**Source extract**
Movements: Abstract Expressionism, Color Field Painting

Born: December 12, 1928 - New York, New York

Died: December 27, 2011 - Darien, Connecticut

Quotes

"Every so often every artist feels, 'I'll never paint again. The muse has gone out the window.' In 1985, I hardly painted at all for three months, and it was agonizing. I looked at reproductions. I stared at Matisse. I stared at the Old Masters. I stared at the Quattrocento. And I thought to myself - Don't push it! If you try too hard to get at something, you almost push it away."
Helen Frankenthaler
"Being the person I was and am, exposed to the things I have been exposed to, I could only make my painting with the methods--and with the wrist--I have."
Helen Frankenthaler
"Sometimes I think the worst thing is the current 'worldliness' of the whole [art] scene. It is the most deceptive, corrupting, transient thing, full of kicks and fun but so little to do with what it's all really about... It has to do with our time, a desperate pact about the power of immediate-in-ness. But I feel less and less concerned with this as an issue. So what? No threat."
Helen Frankenthaler

"What concerns me when I work, is not whether the picture is a landscape, or whether it's pastoral, or whether somebody will see a sunset in it. What concerns me is - did I make a beautiful picture?"

**Given request 1**
According to the Frankenthaler extract, in what place did she die?
The entries have no connection to the Frankenthaler extract.

**Source records**
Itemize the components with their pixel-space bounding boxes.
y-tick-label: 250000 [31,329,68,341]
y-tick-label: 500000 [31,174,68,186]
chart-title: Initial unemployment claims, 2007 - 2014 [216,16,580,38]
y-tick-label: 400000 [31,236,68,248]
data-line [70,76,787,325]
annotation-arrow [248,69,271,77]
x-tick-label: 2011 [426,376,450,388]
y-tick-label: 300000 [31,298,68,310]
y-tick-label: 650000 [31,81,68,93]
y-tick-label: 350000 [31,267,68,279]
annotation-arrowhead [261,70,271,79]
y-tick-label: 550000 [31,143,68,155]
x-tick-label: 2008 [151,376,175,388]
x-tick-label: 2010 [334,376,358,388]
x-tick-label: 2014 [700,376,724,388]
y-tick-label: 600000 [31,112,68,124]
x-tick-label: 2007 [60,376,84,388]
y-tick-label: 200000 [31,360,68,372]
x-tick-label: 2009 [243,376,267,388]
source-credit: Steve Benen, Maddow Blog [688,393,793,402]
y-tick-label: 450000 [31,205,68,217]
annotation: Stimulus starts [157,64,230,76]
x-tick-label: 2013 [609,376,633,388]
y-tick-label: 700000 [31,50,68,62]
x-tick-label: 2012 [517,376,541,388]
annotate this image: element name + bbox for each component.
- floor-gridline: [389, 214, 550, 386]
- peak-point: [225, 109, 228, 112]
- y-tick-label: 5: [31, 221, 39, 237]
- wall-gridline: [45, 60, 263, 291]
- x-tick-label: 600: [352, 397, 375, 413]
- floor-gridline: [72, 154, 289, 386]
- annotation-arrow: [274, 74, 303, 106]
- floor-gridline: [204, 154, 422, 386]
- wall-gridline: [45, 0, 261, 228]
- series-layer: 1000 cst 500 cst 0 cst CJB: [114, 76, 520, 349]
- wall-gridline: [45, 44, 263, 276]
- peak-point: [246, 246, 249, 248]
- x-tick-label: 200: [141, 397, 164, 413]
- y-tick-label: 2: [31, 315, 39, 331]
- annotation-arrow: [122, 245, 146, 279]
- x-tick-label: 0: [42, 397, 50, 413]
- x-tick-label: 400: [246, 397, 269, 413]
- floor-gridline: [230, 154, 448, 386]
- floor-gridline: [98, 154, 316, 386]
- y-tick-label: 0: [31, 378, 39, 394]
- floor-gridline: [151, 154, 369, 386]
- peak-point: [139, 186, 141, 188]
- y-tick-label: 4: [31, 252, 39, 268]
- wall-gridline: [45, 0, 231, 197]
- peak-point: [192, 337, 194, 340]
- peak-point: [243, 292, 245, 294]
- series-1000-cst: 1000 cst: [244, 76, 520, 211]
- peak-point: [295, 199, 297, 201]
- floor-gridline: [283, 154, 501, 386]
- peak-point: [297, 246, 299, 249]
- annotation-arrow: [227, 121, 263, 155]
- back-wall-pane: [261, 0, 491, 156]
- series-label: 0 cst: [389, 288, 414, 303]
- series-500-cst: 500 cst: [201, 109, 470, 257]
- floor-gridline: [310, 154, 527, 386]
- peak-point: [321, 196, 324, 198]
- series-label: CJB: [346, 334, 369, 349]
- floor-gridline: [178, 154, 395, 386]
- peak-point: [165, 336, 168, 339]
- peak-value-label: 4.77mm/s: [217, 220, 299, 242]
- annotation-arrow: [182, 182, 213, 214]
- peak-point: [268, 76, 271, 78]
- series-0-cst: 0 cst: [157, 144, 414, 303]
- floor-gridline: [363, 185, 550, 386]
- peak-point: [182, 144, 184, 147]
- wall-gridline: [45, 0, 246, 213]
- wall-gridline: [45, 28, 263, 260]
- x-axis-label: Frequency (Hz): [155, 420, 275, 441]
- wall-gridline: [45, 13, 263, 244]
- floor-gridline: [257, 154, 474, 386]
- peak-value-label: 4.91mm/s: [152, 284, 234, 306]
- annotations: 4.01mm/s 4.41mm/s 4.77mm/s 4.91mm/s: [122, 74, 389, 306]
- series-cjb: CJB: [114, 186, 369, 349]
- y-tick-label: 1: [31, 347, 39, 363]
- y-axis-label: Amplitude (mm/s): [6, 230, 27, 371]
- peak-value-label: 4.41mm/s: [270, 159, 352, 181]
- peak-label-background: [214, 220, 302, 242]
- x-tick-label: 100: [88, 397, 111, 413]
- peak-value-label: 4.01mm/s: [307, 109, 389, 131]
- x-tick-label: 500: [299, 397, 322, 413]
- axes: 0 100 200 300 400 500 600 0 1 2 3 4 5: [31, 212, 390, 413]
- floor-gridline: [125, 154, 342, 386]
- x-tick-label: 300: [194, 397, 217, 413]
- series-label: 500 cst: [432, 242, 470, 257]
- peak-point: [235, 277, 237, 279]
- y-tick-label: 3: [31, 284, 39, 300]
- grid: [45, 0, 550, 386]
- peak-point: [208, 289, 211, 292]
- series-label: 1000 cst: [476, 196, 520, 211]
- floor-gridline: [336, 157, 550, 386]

**Given request 2**
Output the stretch of entries from their start through the line containing "annotate this image: element" as a Markdown table with the columns Row and Line, omitting blank lines.

**Correct output 1**
Darien, Connecticut.

**Correct output 2**
| Row | Line |
|---|---|
| 1 | Itemize the components with their pixel-space bounding boxes. |
| 2 | y-tick-label: 250000 [31,329,68,341] |
| 3 | y-tick-label: 500000 [31,174,68,186] |
| 4 | chart-title: Initial unemployment claims, 2007 - 2014 [216,16,580,38] |
| 5 | y-tick-label: 400000 [31,236,68,248] |
| 6 | data-line [70,76,787,325] |
| 7 | annotation-arrow [248,69,271,77] |
| 8 | x-tick-label: 2011 [426,376,450,388] |
| 9 | y-tick-label: 300000 [31,298,68,310] |
| 10 | y-tick-label: 650000 [31,81,68,93] |
| 11 | y-tick-label: 350000 [31,267,68,279] |
| 12 | annotation-arrowhead [261,70,271,79] |
| 13 | y-tick-label: 550000 [31,143,68,155] |
| 14 | x-tick-label: 2008 [151,376,175,388] |
| 15 | x-tick-label: 2010 [334,376,358,388] |
| 16 | x-tick-label: 2014 [700,376,724,388] |
| 17 | y-tick-label: 600000 [31,112,68,124] |
| 18 | x-tick-label: 2007 [60,376,84,388] |
| 19 | y-tick-label: 200000 [31,360,68,372] |
| 20 | x-tick-label: 2009 [243,376,267,388] |
| 21 | source-credit: Steve Benen, Maddow Blog [688,393,793,402] |
| 22 | y-tick-label: 450000 [31,205,68,217] |
| 23 | annotation: Stimulus starts [157,64,230,76] |
| 24 | x-tick-label: 2013 [609,376,633,388] |
| 25 | y-tick-label: 700000 [31,50,68,62] |
| 26 | x-tick-label: 2012 [517,376,541,388] |
| 27 | annotate this image: element name + bbox for each component. |